■ WHAT THIS TASK INVOLVES: Each entry below is to be duplicated verbatim.

■ RECORDS SUPPLIED:
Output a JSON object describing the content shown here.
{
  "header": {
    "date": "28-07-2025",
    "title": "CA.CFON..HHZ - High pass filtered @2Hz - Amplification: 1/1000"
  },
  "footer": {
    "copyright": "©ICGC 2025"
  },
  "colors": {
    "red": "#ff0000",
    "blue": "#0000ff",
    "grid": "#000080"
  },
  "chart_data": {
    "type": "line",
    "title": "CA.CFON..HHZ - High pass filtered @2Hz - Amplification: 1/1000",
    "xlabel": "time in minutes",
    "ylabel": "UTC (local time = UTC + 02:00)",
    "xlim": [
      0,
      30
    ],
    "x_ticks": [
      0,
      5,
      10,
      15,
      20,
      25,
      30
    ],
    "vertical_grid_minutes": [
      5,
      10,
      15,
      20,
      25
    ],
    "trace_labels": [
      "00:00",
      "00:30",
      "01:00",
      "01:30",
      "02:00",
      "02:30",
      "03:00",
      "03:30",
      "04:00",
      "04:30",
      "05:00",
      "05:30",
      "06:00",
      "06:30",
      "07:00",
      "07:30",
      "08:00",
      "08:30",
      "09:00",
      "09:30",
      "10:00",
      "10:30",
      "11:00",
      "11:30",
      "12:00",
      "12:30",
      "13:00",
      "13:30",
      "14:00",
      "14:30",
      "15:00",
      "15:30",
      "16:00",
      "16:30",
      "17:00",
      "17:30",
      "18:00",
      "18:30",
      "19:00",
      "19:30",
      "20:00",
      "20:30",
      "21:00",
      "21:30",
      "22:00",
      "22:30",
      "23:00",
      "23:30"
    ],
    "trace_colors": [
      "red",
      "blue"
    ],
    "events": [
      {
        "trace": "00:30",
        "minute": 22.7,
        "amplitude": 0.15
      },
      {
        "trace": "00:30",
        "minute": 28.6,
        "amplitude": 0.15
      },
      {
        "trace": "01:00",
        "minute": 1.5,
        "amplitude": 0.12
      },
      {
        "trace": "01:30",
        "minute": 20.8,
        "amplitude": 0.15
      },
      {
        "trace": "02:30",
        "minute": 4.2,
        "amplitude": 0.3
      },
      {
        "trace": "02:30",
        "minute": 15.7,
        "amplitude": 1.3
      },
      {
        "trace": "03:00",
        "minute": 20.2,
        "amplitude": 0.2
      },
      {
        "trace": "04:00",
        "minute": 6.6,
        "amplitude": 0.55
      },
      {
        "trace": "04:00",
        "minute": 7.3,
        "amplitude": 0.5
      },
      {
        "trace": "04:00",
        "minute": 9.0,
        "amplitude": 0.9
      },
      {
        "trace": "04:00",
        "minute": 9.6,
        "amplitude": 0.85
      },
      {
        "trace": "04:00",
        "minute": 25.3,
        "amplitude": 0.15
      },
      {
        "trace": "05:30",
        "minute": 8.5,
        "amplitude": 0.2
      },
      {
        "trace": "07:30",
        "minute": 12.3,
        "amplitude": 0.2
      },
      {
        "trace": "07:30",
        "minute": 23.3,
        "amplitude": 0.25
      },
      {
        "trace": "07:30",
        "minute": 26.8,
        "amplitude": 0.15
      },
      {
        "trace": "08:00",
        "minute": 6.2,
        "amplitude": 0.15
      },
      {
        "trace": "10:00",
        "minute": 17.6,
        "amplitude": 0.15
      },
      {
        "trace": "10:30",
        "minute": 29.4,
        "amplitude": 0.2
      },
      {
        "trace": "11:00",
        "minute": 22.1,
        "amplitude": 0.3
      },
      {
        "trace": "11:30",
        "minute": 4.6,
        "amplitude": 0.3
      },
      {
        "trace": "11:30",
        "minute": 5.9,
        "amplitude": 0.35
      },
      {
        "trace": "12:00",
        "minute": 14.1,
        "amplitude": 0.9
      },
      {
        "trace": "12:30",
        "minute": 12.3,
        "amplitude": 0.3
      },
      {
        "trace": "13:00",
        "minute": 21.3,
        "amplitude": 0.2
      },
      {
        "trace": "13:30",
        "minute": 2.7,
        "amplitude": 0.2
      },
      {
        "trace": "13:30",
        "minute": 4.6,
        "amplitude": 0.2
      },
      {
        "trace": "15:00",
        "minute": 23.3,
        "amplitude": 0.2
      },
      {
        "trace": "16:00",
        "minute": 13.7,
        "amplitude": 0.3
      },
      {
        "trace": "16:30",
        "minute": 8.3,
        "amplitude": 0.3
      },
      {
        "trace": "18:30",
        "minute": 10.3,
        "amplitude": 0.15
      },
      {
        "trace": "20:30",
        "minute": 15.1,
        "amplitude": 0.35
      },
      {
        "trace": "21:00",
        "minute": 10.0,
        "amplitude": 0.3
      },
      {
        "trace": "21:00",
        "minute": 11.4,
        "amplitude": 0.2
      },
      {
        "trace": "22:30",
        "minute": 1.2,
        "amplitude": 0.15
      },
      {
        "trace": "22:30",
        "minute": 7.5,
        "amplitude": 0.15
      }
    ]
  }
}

■ SOLUTION TO THE EXERCISE:
Output a JSON object describing the content shown here.
{
  "header": {
    "date": "28-07-2025",
    "title": "CA.CFON..HHZ - High pass filtered @2Hz - Amplification: 1/1000"
  },
  "footer": {
    "copyright": "©ICGC 2025"
  },
  "colors": {
    "red": "#ff0000",
    "blue": "#0000ff",
    "grid": "#000080"
  },
  "chart_data": {
    "type": "line",
    "title": "CA.CFON..HHZ - High pass filtered @2Hz - Amplification: 1/1000",
    "xlabel": "time in minutes",
    "ylabel": "UTC (local time = UTC + 02:00)",
    "xlim": [
      0,
      30
    ],
    "x_ticks": [
      0,
      5,
      10,
      15,
      20,
      25,
      30
    ],
    "vertical_grid_minutes": [
      5,
      10,
      15,
      20,
      25
    ],
    "trace_labels": [
      "00:00",
      "00:30",
      "01:00",
      "01:30",
      "02:00",
      "02:30",
      "03:00",
      "03:30",
      "04:00",
      "04:30",
      "05:00",
      "05:30",
      "06:00",
      "06:30",
      "07:00",
      "07:30",
      "08:00",
      "08:30",
      "09:00",
      "09:30",
      "10:00",
      "10:30",
      "11:00",
      "11:30",
      "12:00",
      "12:30",
      "13:00",
      "13:30",
      "14:00",
      "14:30",
      "15:00",
      "15:30",
      "16:00",
      "16:30",
      "17:00",
      "17:30",
      "18:00",
      "18:30",
      "19:00",
      "19:30",
      "20:00",
      "20:30",
      "21:00",
      "21:30",
      "22:00",
      "22:30",
      "23:00",
      "23:30"
    ],
    "trace_colors": [
      "red",
      "blue"
    ],
    "events": [
      {
        "trace": "00:30",
        "minute": 22.7,
        "amplitude": 0.15
      },
      {
        "trace": "00:30",
        "minute": 28.6,
        "amplitude": 0.15
      },
      {
        "trace": "01:00",
        "minute": 1.5,
        "amplitude": 0.12
      },
      {
        "trace": "01:30",
        "minute": 20.8,
        "amplitude": 0.15
      },
      {
        "trace": "02:30",
        "minute": 4.2,
        "amplitude": 0.3
      },
      {
        "trace": "02:30",
        "minute": 15.7,
        "amplitude": 1.3
      },
      {
        "trace": "03:00",
        "minute": 20.2,
        "amplitude": 0.2
      },
      {
        "trace": "04:00",
        "minute": 6.6,
        "amplitude": 0.55
      },
      {
        "trace": "04:00",
        "minute": 7.3,
        "amplitude": 0.5
      },
      {
        "trace": "04:00",
        "minute": 9.0,
        "amplitude": 0.9
      },
      {
        "trace": "04:00",
        "minute": 9.6,
        "amplitude": 0.85
      },
      {
        "trace": "04:00",
        "minute": 25.3,
        "amplitude": 0.15
      },
      {
        "trace": "05:30",
        "minute": 8.5,
        "amplitude": 0.2
      },
      {
        "trace": "07:30",
        "minute": 12.3,
        "amplitude": 0.2
      },
      {
        "trace": "07:30",
        "minute": 23.3,
        "amplitude": 0.25
      },
      {
        "trace": "07:30",
        "minute": 26.8,
        "amplitude": 0.15
      },
      {
        "trace": "08:00",
        "minute": 6.2,
        "amplitude": 0.15
      },
      {
        "trace": "10:00",
        "minute": 17.6,
        "amplitude": 0.15
      },
      {
        "trace": "10:30",
        "minute": 29.4,
        "amplitude": 0.2
      },
      {
        "trace": "11:00",
        "minute": 22.1,
        "amplitude": 0.3
      },
      {
        "trace": "11:30",
        "minute": 4.6,
        "amplitude": 0.3
      },
      {
        "trace": "11:30",
        "minute": 5.9,
        "amplitude": 0.35
      },
      {
        "trace": "12:00",
        "minute": 14.1,
        "amplitude": 0.9
      },
      {
        "trace": "12:30",
        "minute": 12.3,
        "amplitude": 0.3
      },
      {
        "trace": "13:00",
        "minute": 21.3,
        "amplitude": 0.2
      },
      {
        "trace": "13:30",
        "minute": 2.7,
        "amplitude": 0.2
      },
      {
        "trace": "13:30",
        "minute": 4.6,
        "amplitude": 0.2
      },
      {
        "trace": "15:00",
        "minute": 23.3,
        "amplitude": 0.2
      },
      {
        "trace": "16:00",
        "minute": 13.7,
        "amplitude": 0.3
      },
      {
        "trace": "16:30",
        "minute": 8.3,
        "amplitude": 0.3
      },
      {
        "trace": "18:30",
        "minute": 10.3,
        "amplitude": 0.15
      },
      {
        "trace": "20:30",
        "minute": 15.1,
        "amplitude": 0.35
      },
      {
        "trace": "21:00",
        "minute": 10.0,
        "amplitude": 0.3
      },
      {
        "trace": "21:00",
        "minute": 11.4,
        "amplitude": 0.2
      },
      {
        "trace": "22:30",
        "minute": 1.2,
        "amplitude": 0.15
      },
      {
        "trace": "22:30",
        "minute": 7.5,
        "amplitude": 0.15
      }
    ]
  }
}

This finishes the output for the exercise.